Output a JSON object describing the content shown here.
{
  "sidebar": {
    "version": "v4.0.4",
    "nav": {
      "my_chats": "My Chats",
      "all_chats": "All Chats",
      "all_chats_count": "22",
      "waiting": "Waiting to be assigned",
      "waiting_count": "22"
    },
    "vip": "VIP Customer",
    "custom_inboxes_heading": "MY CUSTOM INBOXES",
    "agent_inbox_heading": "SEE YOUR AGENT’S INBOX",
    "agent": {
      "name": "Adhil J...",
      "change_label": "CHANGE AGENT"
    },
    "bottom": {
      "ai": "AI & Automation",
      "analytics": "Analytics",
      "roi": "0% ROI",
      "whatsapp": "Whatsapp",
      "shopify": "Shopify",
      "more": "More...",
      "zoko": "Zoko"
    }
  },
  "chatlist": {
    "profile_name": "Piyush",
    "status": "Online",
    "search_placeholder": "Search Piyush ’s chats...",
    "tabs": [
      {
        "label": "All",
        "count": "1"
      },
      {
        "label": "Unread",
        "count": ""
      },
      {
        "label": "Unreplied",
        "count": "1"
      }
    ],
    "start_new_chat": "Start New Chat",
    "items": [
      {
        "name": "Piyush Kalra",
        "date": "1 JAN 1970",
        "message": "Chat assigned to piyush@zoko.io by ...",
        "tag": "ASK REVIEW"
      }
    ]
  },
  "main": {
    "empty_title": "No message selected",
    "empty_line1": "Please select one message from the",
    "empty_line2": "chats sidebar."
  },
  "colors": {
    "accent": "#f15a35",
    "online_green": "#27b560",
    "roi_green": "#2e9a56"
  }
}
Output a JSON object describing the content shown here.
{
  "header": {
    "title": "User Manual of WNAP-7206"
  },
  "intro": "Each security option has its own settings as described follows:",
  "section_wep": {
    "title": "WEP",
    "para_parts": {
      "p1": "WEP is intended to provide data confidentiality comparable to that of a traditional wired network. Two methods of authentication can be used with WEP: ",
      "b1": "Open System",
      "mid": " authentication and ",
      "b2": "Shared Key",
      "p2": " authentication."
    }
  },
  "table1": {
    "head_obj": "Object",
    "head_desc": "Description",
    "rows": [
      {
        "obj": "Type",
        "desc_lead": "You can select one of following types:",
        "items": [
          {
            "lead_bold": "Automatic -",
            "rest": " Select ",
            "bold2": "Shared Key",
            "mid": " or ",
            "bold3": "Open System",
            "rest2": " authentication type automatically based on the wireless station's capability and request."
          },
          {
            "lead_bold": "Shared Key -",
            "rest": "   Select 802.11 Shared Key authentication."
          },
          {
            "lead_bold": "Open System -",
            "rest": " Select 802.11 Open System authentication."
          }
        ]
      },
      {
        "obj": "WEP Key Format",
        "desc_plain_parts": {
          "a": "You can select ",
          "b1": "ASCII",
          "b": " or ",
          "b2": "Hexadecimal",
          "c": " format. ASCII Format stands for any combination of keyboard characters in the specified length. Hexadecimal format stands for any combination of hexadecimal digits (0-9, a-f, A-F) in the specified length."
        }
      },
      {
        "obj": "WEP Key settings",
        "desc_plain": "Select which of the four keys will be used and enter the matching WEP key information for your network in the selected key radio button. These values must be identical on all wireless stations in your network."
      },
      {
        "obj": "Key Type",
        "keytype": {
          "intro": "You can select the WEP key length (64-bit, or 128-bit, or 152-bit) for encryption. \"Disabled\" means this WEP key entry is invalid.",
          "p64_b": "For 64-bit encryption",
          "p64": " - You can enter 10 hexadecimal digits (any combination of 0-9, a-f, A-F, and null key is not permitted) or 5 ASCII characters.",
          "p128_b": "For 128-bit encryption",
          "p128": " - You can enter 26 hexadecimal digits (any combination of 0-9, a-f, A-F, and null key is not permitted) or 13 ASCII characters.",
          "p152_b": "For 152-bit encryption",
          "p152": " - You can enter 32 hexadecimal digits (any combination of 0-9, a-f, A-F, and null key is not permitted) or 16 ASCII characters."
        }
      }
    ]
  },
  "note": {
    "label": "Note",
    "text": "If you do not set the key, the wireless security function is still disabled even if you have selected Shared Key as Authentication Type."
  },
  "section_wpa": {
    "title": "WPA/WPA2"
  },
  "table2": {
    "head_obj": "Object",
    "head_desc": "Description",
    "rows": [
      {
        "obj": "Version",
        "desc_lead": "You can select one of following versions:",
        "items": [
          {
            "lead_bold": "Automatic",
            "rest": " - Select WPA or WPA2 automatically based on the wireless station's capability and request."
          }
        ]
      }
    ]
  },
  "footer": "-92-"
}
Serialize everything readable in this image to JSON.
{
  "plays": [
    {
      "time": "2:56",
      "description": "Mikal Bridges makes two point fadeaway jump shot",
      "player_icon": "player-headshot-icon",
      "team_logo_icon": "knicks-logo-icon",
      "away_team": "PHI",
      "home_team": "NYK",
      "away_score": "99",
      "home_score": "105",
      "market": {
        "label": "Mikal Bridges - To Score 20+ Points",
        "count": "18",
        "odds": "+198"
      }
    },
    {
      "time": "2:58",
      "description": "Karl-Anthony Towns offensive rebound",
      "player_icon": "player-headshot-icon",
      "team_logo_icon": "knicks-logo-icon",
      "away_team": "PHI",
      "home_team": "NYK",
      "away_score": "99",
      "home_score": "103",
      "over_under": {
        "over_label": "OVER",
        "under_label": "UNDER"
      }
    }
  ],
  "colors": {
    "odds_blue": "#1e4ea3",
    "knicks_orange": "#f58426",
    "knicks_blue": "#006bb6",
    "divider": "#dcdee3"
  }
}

===============

__What to produce__. From the data above, count the lines where "used" occurs and give that figure and nothing else.

__Worked answer__. 2